==== DOCUMENT SECTION ====

Well, It’s finally Christmas time. The time has arrived; the packages and presents will soon be opened. It is a joyous season, a very joyous holiday. It’s nice to have family around, all the holiday hassle seems to be worth it as we see our families sitting with us around the dinner table. The hours of work, Christmas baking, shopping and wrapping are all behind us. It all seems, at that moment, to have been worth it. Next year is a different story… But, now it’s Christmas! It is almost an anti-climax. Our attention has been very focused on our gifts, our families, and wondering if it will really be a ‘white Christmas.’ It’s easy to get wrapped up in the holiday, the family gift exchange, and the Christmas tree. It is wonderful that so many people celebrate this day… the day that a baby was born in Bethlehem. It’s great that people, who don’t even believe, celebrate. It has truly become a part of our American culture.
All the lights, all the carols, all the glitter and decorations, the sense of community… peace on earth. There’s nothing wrong with any of it. It’s great to enjoy it, as a matter of fact we should! We should enjoy it; we should revel in it, even more than anyone else. Because for some this holiday is only a time for family… a time for gift exchanges… a time to wish peace on the world. But, for us it is different. As we listen to this very familiar story we should remember the most important words that are in it.
For unto you… for you…
It is these words that reach out across time and drag us back to the dark fields where shepherds stood and trembled. These words that make the rag wrapped baby shivering in the cold important. It is these words that tell us that something wonderful has truly happened. And that it has happened … for us.

====

** WHAT TO PRODUCE **
Copy the Christmas reflection from "For unto you…" to "happened … for us.", replacing "shepherds" with "herdsmen". Rely only on the Christmas reflection above for the work on this page.

==== DATA SHOWN ====

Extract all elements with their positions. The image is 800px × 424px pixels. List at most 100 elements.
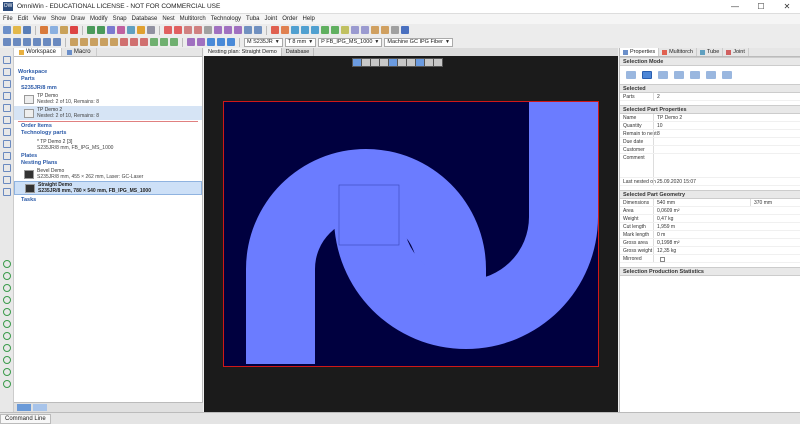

====

** PROBLEM SOLUTION **
For unto you… for you…
It is these words that reach out across time and drag us back to the dark fields where herdsmen stood and trembled. These words that make the rag wrapped baby shivering in the cold important. It is these words that tell us that something wonderful has truly happened. And that it has happened … for us.